> [Direction] All of the data should be repeated exactly; pictures are not part of the copy.

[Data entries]
'''

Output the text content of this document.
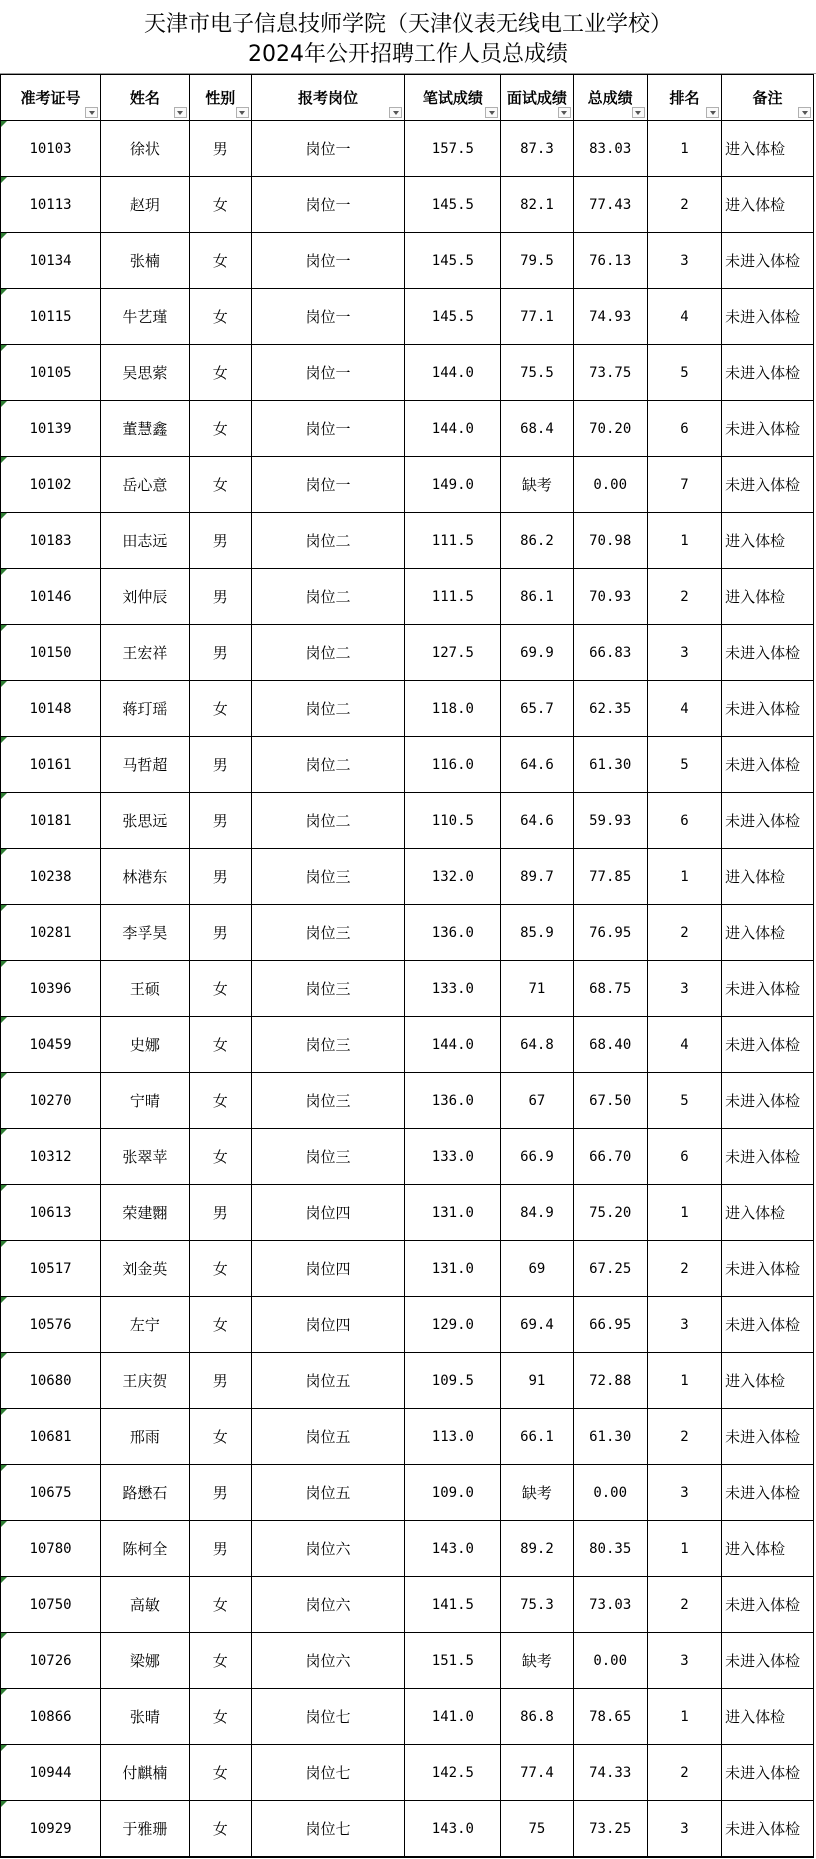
天津市电子信息技师学院（天津仪表无线电工业学校）
2024年公开招聘工作人员总成绩
准考证号	姓名	性别	报考岗位	笔试成绩	面试成绩	总成绩	排名	备注

10103	徐状	男	岗位一	157.5	87.3	83.03	1	进入体检

10113	赵玥	女	岗位一	145.5	82.1	77.43	2	进入体检

10134	张楠	女	岗位一	145.5	79.5	76.13	3	未进入体检

10115	牛艺瑾	女	岗位一	145.5	77.1	74.93	4	未进入体检

10105	吴思萦	女	岗位一	144.0	75.5	73.75	5	未进入体检

10139	董慧鑫	女	岗位一	144.0	68.4	70.20	6	未进入体检

10102	岳心意	女	岗位一	149.0	缺考	0.00	7	未进入体检

10183	田志远	男	岗位二	111.5	86.2	70.98	1	进入体检

10146	刘仲辰	男	岗位二	111.5	86.1	70.93	2	进入体检

10150	王宏祥	男	岗位二	127.5	69.9	66.83	3	未进入体检

10148	蒋玎瑶	女	岗位二	118.0	65.7	62.35	4	未进入体检

10161	马哲超	男	岗位二	116.0	64.6	61.30	5	未进入体检

10181	张思远	男	岗位二	110.5	64.6	59.93	6	未进入体检

10238	林港东	男	岗位三	132.0	89.7	77.85	1	进入体检

10281	李孚昊	男	岗位三	136.0	85.9	76.95	2	进入体检

10396	王硕	女	岗位三	133.0	71	68.75	3	未进入体检

10459	史娜	女	岗位三	144.0	64.8	68.40	4	未进入体检

10270	宁晴	女	岗位三	136.0	67	67.50	5	未进入体检

10312	张翠苹	女	岗位三	133.0	66.9	66.70	6	未进入体检

10613	荣建翾	男	岗位四	131.0	84.9	75.20	1	进入体检

10517	刘金英	女	岗位四	131.0	69	67.25	2	未进入体检

10576	左宁	女	岗位四	129.0	69.4	66.95	3	未进入体检

10680	王庆贺	男	岗位五	109.5	91	72.88	1	进入体检

10681	邢雨	女	岗位五	113.0	66.1	61.30	2	未进入体检

10675	路懋石	男	岗位五	109.0	缺考	0.00	3	未进入体检

10780	陈柯全	男	岗位六	143.0	89.2	80.35	1	进入体检

10750	高敏	女	岗位六	141.5	75.3	73.03	2	未进入体检

10726	梁娜	女	岗位六	151.5	缺考	0.00	3	未进入体检

10866	张晴	女	岗位七	141.0	86.8	78.65	1	进入体检

10944	付麒楠	女	岗位七	142.5	77.4	74.33	2	未进入体检

10929	于雅珊	女	岗位七	143.0	75	73.25	3	未进入体检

'''

> [Exercise response]
Output the text content of this document.
天津市电子信息技师学院（天津仪表无线电工业学校）
2024年公开招聘工作人员总成绩
准考证号	姓名	性别	报考岗位	笔试成绩	面试成绩	总成绩	排名	备注

10103	徐状	男	岗位一	157.5	87.3	83.03	1	进入体检

10113	赵玥	女	岗位一	145.5	82.1	77.43	2	进入体检

10134	张楠	女	岗位一	145.5	79.5	76.13	3	未进入体检

10115	牛艺瑾	女	岗位一	145.5	77.1	74.93	4	未进入体检

10105	吴思萦	女	岗位一	144.0	75.5	73.75	5	未进入体检

10139	董慧鑫	女	岗位一	144.0	68.4	70.20	6	未进入体检

10102	岳心意	女	岗位一	149.0	缺考	0.00	7	未进入体检

10183	田志远	男	岗位二	111.5	86.2	70.98	1	进入体检

10146	刘仲辰	男	岗位二	111.5	86.1	70.93	2	进入体检

10150	王宏祥	男	岗位二	127.5	69.9	66.83	3	未进入体检

10148	蒋玎瑶	女	岗位二	118.0	65.7	62.35	4	未进入体检

10161	马哲超	男	岗位二	116.0	64.6	61.30	5	未进入体检

10181	张思远	男	岗位二	110.5	64.6	59.93	6	未进入体检

10238	林港东	男	岗位三	132.0	89.7	77.85	1	进入体检

10281	李孚昊	男	岗位三	136.0	85.9	76.95	2	进入体检

10396	王硕	女	岗位三	133.0	71	68.75	3	未进入体检

10459	史娜	女	岗位三	144.0	64.8	68.40	4	未进入体检

10270	宁晴	女	岗位三	136.0	67	67.50	5	未进入体检

10312	张翠苹	女	岗位三	133.0	66.9	66.70	6	未进入体检

10613	荣建翾	男	岗位四	131.0	84.9	75.20	1	进入体检

10517	刘金英	女	岗位四	131.0	69	67.25	2	未进入体检

10576	左宁	女	岗位四	129.0	69.4	66.95	3	未进入体检

10680	王庆贺	男	岗位五	109.5	91	72.88	1	进入体检

10681	邢雨	女	岗位五	113.0	66.1	61.30	2	未进入体检

10675	路懋石	男	岗位五	109.0	缺考	0.00	3	未进入体检

10780	陈柯全	男	岗位六	143.0	89.2	80.35	1	进入体检

10750	高敏	女	岗位六	141.5	75.3	73.03	2	未进入体检

10726	梁娜	女	岗位六	151.5	缺考	0.00	3	未进入体检

10866	张晴	女	岗位七	141.0	86.8	78.65	1	进入体检

10944	付麒楠	女	岗位七	142.5	77.4	74.33	2	未进入体检

10929	于雅珊	女	岗位七	143.0	75	73.25	3	未进入体检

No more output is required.